▸ Exercise brief: Find the lines containing the word "name" and copy every one of them.
::: Records to use
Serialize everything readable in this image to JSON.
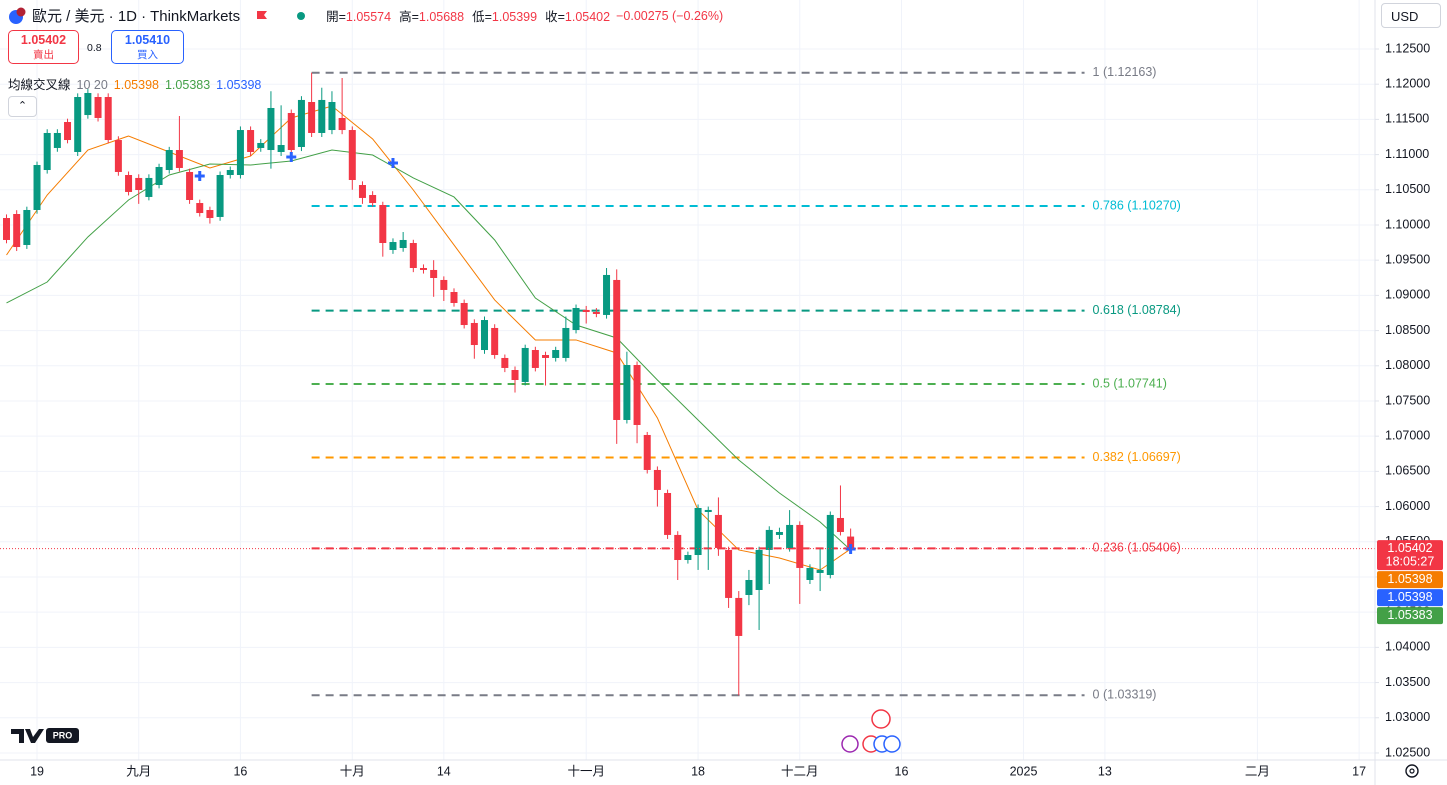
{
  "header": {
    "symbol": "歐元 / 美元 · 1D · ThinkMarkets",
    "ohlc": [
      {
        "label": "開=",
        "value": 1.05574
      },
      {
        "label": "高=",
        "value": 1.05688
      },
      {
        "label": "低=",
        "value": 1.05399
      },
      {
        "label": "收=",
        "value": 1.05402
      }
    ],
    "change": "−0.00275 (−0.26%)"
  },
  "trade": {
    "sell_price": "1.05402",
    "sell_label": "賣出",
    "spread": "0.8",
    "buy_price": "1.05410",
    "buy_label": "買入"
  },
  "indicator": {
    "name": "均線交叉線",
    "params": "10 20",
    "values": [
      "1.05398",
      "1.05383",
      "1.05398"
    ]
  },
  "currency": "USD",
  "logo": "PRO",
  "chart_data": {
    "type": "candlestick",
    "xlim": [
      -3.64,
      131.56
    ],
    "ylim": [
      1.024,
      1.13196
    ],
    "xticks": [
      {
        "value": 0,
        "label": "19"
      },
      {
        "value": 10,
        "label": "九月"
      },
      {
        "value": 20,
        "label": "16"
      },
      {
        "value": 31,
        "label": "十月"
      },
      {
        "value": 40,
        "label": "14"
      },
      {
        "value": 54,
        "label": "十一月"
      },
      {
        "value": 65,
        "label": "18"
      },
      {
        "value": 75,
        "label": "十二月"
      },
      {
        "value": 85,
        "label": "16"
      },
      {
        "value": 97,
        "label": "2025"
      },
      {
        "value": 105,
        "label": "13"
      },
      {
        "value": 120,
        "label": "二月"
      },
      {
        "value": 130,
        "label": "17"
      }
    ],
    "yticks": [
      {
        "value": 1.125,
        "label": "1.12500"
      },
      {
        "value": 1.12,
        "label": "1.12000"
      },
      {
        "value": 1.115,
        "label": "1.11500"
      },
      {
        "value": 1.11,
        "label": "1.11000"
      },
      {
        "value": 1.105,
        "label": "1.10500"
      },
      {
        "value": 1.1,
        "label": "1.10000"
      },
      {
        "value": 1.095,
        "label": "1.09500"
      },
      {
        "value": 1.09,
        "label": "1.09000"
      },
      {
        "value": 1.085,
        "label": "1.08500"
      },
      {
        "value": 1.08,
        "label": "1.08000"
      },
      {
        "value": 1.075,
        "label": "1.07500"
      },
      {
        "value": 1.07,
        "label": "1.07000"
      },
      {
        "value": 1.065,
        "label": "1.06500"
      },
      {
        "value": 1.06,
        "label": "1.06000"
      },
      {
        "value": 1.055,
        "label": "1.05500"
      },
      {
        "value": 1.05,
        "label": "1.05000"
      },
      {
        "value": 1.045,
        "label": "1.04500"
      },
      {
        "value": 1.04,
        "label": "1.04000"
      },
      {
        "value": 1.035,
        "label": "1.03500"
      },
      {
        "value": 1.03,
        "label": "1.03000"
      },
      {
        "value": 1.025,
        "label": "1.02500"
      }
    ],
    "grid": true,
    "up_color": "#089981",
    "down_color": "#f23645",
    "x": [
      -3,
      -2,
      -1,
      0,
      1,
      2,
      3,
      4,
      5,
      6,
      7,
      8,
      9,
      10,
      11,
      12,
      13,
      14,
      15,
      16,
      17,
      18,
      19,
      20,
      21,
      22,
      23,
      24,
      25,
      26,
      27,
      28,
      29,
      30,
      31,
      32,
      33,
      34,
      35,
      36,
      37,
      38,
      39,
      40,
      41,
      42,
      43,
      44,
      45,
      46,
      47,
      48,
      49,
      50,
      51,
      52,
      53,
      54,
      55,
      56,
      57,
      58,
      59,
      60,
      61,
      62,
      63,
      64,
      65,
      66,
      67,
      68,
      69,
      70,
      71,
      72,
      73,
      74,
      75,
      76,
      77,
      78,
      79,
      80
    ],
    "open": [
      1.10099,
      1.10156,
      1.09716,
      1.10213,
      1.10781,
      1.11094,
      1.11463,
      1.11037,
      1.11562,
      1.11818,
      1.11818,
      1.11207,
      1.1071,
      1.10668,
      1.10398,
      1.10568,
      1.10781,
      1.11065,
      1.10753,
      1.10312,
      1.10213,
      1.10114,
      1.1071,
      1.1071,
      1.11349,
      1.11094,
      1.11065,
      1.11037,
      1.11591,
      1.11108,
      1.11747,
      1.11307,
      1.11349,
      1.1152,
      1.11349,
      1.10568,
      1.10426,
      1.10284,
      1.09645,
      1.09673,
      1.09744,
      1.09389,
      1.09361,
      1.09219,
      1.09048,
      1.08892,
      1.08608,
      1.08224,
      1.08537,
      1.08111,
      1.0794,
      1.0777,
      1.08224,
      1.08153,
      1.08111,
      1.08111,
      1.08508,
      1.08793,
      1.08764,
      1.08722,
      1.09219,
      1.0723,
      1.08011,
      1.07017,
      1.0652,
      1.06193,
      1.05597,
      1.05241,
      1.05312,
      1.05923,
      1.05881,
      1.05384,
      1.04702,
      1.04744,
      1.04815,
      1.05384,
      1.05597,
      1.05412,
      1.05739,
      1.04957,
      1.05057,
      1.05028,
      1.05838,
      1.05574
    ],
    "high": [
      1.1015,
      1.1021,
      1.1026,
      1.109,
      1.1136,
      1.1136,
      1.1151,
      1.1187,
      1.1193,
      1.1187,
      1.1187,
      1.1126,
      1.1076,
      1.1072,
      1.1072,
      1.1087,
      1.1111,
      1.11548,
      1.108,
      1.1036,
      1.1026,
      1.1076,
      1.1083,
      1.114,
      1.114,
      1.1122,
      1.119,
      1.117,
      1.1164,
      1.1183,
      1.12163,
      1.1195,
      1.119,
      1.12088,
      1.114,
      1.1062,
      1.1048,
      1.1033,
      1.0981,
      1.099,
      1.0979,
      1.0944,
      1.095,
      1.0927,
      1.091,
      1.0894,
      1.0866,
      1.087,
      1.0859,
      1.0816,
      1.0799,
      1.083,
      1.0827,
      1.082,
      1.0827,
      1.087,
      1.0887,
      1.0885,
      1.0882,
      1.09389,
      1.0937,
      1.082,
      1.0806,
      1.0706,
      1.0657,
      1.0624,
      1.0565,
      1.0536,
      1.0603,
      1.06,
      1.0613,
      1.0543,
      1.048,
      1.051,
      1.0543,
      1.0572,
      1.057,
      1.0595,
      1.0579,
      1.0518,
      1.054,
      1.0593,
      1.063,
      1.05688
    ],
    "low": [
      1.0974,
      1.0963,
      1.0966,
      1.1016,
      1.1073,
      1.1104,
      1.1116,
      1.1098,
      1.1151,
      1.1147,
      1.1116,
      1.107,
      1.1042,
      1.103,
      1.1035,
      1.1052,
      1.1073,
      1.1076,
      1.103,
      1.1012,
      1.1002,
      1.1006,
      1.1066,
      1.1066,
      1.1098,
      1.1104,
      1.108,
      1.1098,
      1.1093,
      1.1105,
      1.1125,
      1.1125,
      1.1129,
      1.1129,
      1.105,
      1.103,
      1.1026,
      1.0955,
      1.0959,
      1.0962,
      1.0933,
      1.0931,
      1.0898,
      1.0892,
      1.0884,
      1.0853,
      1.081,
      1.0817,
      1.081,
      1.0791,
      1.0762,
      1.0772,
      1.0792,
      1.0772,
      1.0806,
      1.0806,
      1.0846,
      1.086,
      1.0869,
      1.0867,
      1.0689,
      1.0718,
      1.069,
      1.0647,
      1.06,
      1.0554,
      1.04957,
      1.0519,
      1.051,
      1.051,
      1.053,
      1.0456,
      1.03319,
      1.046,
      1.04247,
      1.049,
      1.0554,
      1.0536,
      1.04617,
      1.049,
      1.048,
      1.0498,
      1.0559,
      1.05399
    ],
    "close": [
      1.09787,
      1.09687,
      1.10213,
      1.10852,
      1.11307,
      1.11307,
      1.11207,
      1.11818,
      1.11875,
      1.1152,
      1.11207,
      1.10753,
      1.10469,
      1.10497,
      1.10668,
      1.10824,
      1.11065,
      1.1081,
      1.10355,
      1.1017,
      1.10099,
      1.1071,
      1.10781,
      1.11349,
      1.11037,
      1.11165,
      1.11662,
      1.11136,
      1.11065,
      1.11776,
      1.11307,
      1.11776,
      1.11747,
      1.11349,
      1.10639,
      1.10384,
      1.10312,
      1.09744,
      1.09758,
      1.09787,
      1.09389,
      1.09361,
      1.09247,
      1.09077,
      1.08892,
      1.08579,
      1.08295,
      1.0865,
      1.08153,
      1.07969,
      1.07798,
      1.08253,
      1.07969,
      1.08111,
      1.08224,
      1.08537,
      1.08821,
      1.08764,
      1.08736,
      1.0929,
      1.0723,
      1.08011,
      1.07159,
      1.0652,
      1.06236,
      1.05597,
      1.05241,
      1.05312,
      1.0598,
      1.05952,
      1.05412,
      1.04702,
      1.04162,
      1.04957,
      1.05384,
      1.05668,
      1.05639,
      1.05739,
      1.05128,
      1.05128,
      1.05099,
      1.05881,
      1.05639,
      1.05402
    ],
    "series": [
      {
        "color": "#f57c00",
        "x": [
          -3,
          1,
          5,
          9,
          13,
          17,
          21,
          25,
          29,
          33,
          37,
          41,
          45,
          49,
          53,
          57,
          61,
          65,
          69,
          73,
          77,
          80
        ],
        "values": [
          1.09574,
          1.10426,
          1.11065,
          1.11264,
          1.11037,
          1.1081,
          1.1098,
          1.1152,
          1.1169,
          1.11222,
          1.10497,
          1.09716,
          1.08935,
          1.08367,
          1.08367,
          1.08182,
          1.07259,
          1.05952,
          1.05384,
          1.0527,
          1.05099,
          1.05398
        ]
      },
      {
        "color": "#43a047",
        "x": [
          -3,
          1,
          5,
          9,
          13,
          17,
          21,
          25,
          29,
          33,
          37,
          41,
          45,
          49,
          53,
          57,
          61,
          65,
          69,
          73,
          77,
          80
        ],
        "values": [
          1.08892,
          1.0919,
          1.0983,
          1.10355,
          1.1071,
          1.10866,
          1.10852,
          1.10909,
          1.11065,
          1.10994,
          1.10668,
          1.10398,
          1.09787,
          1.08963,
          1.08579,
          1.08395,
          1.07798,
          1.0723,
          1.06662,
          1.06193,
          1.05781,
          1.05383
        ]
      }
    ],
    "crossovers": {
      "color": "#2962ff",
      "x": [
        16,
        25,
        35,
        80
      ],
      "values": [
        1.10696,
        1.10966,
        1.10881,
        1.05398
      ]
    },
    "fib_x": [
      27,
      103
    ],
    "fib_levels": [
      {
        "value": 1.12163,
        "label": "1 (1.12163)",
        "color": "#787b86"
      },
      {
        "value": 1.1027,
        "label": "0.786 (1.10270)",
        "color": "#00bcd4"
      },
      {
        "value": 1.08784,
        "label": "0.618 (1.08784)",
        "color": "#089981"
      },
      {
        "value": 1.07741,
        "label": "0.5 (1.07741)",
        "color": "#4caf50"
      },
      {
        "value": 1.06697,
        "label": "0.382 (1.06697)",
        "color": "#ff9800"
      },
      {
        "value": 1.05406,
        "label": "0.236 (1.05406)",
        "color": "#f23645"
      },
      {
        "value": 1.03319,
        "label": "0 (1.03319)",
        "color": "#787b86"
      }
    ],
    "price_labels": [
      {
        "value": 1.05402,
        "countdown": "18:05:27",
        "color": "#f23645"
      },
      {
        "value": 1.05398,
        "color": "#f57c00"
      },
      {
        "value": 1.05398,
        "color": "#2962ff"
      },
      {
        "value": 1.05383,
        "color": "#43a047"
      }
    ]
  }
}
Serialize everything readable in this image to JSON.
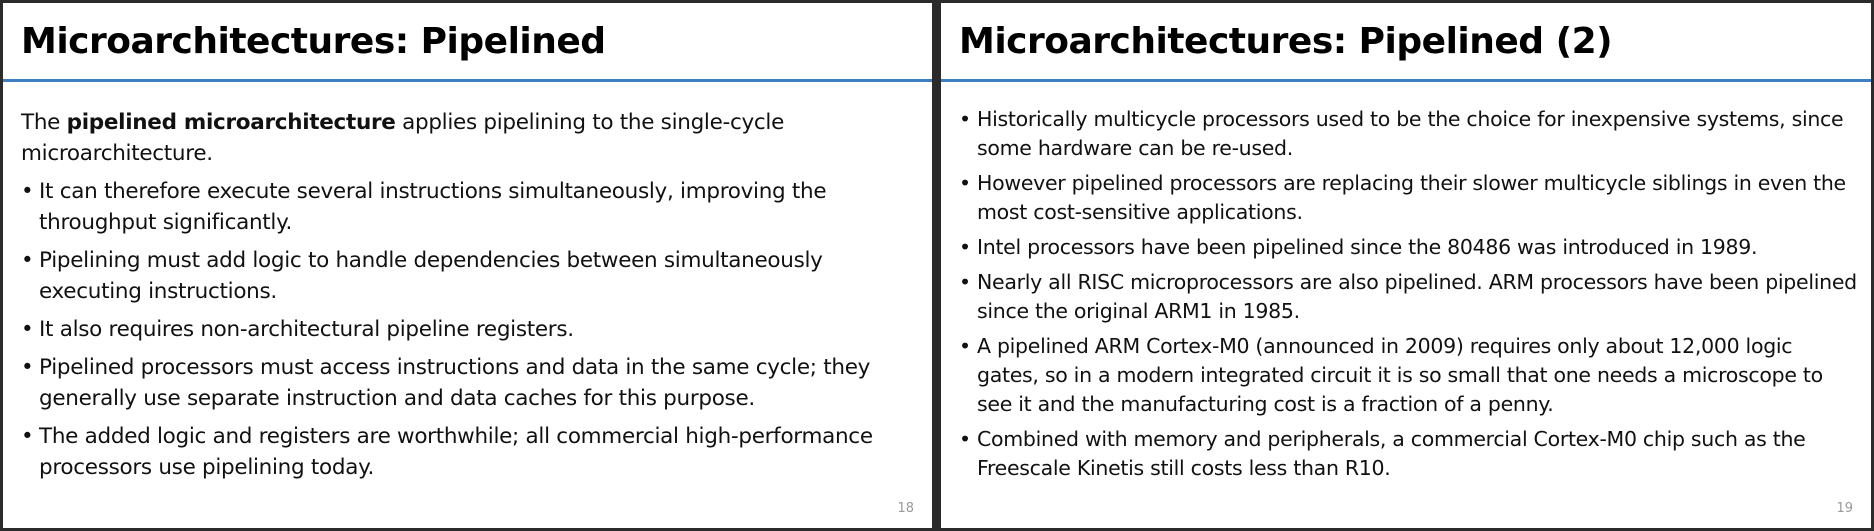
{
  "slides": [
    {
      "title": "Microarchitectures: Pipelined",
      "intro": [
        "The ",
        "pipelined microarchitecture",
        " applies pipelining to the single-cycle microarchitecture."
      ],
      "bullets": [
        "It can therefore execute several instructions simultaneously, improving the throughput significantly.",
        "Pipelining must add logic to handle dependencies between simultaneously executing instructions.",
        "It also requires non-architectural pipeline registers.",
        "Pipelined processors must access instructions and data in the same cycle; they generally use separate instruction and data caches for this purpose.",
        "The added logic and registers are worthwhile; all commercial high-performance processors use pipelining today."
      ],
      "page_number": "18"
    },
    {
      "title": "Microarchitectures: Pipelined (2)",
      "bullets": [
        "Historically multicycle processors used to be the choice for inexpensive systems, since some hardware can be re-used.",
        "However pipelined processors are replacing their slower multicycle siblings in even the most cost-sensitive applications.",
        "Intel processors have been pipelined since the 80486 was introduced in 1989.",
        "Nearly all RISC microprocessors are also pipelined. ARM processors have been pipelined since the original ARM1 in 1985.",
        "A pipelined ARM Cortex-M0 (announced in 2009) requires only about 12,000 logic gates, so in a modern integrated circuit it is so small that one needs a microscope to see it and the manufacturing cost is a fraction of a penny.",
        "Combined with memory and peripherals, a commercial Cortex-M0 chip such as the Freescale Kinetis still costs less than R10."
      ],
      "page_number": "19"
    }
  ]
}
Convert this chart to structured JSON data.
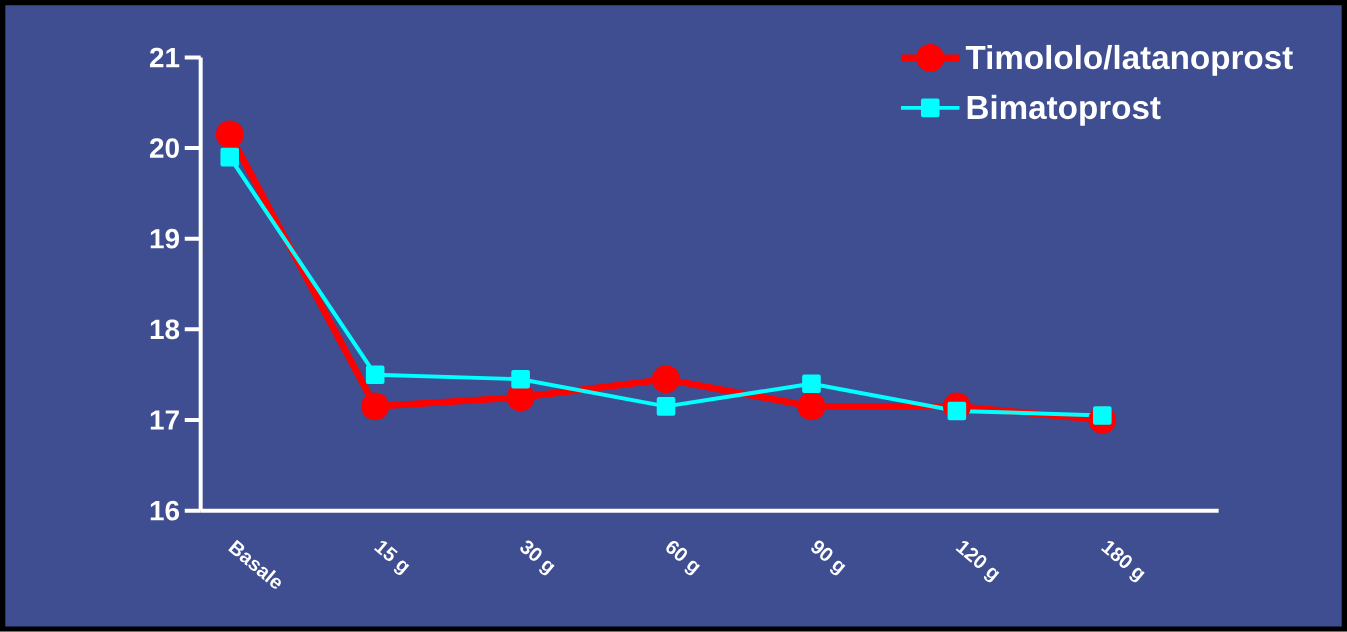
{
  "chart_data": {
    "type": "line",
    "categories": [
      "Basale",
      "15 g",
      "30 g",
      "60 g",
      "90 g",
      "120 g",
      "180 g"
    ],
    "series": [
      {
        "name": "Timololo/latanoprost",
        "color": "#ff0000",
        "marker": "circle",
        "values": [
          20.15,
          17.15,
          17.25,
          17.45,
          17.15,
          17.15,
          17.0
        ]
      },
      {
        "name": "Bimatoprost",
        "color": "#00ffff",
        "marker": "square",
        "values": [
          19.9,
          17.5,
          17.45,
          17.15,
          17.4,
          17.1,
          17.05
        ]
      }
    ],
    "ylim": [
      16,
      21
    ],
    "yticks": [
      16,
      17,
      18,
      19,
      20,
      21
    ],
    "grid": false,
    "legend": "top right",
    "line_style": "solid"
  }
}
::::::
▸ Response to the task:
    "name": "均線交叉線",
        "name": "Timololo/latanoprost",
        "name": "Bimatoprost",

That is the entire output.